BRIEF: Track down the lines that contain "będą" and copy them.

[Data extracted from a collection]
◇ ◇ ◇

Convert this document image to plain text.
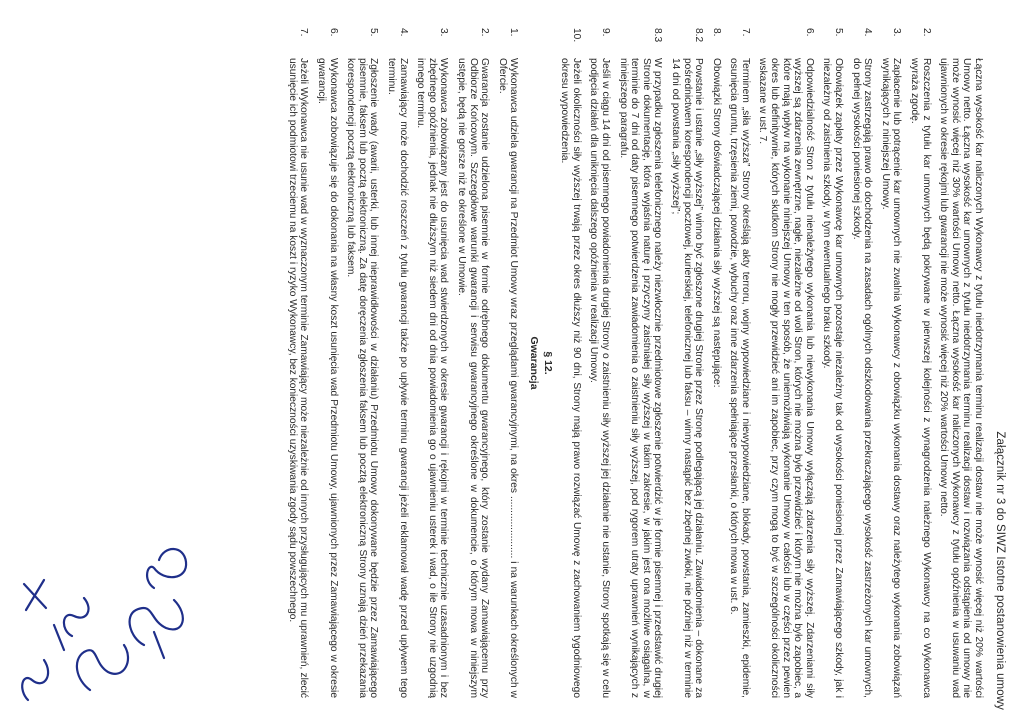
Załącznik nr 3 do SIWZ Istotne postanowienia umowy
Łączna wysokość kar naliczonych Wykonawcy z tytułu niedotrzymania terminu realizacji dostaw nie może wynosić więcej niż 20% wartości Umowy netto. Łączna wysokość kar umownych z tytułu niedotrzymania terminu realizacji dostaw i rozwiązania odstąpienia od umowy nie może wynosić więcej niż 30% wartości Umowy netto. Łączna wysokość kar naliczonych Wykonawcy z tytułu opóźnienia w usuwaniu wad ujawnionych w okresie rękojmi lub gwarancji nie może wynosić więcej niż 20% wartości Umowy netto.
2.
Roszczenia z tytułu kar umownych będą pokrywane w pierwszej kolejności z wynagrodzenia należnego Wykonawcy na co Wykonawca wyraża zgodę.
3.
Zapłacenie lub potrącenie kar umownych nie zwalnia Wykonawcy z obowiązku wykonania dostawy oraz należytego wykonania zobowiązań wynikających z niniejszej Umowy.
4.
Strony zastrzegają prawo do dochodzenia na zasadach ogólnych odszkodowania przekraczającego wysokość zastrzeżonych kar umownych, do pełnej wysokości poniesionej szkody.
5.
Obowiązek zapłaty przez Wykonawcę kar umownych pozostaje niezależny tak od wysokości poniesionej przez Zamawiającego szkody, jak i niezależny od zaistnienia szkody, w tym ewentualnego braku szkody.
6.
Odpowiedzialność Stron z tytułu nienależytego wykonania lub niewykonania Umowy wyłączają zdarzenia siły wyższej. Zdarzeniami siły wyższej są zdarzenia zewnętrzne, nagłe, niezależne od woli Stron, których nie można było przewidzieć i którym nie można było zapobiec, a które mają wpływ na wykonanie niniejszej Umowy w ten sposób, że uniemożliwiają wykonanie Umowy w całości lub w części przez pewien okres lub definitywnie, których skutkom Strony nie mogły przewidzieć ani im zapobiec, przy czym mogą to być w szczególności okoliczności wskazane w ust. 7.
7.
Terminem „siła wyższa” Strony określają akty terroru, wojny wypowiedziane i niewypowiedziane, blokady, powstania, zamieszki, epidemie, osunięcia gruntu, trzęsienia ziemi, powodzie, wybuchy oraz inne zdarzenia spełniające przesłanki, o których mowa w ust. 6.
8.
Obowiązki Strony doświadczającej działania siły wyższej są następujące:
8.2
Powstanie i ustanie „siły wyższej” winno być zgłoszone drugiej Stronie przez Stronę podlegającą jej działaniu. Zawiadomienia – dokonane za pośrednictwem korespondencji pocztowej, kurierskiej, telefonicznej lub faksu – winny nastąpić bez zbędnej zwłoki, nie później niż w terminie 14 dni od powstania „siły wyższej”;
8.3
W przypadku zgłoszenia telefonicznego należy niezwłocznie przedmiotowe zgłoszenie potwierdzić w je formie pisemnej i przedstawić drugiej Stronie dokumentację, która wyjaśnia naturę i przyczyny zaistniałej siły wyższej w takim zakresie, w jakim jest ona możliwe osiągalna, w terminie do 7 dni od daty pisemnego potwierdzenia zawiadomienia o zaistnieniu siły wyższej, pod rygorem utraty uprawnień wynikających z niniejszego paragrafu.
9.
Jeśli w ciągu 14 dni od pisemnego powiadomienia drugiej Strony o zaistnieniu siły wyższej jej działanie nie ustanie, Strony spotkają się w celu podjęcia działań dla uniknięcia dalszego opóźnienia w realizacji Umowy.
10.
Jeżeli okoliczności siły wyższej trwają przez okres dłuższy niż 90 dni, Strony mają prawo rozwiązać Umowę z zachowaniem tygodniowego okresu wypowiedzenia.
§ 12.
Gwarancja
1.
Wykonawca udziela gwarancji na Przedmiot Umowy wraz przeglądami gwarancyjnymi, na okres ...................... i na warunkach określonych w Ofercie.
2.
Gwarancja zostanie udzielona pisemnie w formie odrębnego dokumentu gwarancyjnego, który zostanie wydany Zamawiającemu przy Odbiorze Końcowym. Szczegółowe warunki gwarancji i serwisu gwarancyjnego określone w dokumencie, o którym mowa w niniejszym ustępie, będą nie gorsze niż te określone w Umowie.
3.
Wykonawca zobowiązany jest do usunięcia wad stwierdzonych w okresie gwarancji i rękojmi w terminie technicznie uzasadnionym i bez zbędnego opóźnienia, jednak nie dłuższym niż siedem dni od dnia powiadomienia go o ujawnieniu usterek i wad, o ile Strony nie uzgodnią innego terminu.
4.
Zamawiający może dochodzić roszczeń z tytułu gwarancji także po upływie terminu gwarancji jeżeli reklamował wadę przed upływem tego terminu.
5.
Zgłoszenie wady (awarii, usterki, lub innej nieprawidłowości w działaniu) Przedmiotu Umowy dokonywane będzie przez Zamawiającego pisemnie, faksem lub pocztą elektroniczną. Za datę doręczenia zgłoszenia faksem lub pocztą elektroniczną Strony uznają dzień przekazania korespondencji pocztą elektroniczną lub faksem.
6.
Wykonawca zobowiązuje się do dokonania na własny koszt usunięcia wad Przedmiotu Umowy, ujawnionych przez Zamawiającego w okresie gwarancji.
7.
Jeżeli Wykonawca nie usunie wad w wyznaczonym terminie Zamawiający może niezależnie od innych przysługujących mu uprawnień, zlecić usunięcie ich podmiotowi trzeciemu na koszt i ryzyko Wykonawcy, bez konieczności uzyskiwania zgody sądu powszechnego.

◇ ◇ ◇

FINISHED TASK:
Roszczenia z tytułu kar umownych będą pokrywane w pierwszej kolejności z wynagrodzenia należnego Wykonawcy na co Wykonawca wyraża zgodę.
Gwarancja zostanie udzielona pisemnie w formie odrębnego dokumentu gwarancyjnego, który zostanie wydany Zamawiającemu przy Odbiorze Końcowym. Szczegółowe warunki gwarancji i serwisu gwarancyjnego określone w dokumencie, o którym mowa w niniejszym ustępie, będą nie gorsze niż te określone w Umowie.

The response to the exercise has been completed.